* What you have to do
Examine the entries below, count the lines holding the string "计算机应用技术", and respond with the number only.

* Information given

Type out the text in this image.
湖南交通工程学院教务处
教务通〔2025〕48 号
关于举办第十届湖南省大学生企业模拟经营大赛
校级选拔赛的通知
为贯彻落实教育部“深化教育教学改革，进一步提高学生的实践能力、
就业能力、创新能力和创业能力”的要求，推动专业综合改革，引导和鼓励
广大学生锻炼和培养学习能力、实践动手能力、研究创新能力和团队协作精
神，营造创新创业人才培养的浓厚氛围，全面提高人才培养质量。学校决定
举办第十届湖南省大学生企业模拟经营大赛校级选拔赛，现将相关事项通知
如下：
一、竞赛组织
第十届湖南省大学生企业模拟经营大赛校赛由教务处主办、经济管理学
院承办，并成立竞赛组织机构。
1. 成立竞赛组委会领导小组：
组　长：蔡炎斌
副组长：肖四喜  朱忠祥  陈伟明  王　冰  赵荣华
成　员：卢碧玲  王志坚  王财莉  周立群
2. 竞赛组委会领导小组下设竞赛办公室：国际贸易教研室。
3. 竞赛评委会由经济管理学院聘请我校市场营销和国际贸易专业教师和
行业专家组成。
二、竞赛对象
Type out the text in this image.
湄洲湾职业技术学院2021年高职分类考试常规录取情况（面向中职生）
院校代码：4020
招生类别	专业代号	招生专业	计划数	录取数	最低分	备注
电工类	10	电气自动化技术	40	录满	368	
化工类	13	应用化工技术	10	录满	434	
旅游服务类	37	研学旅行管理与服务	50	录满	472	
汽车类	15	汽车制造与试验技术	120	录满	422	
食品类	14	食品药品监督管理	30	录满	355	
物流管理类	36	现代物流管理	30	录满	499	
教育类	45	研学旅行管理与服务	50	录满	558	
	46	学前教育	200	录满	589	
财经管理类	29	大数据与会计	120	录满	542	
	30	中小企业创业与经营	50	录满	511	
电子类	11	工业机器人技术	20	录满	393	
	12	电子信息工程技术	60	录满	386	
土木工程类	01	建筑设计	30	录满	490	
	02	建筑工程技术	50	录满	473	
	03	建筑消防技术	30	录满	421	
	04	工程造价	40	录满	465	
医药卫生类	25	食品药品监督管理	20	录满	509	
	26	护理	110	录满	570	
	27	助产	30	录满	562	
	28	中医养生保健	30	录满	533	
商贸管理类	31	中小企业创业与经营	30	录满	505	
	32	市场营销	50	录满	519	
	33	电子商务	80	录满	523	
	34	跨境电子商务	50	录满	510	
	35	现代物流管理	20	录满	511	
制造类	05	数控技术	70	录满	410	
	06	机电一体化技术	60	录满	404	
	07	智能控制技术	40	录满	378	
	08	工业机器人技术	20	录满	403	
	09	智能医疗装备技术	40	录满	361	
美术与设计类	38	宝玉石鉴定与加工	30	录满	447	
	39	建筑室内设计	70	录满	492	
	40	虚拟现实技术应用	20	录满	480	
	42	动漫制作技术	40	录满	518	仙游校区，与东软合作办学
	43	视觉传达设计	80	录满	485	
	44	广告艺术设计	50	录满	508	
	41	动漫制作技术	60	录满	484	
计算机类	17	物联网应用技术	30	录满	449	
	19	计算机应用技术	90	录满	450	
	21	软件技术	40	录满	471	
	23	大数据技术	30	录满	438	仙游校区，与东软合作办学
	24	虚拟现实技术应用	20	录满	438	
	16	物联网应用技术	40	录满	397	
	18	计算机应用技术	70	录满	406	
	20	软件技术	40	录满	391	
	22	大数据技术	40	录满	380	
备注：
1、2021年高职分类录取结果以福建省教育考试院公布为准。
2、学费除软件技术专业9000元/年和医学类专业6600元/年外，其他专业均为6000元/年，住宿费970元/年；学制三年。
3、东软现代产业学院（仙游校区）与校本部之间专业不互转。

* The solution
2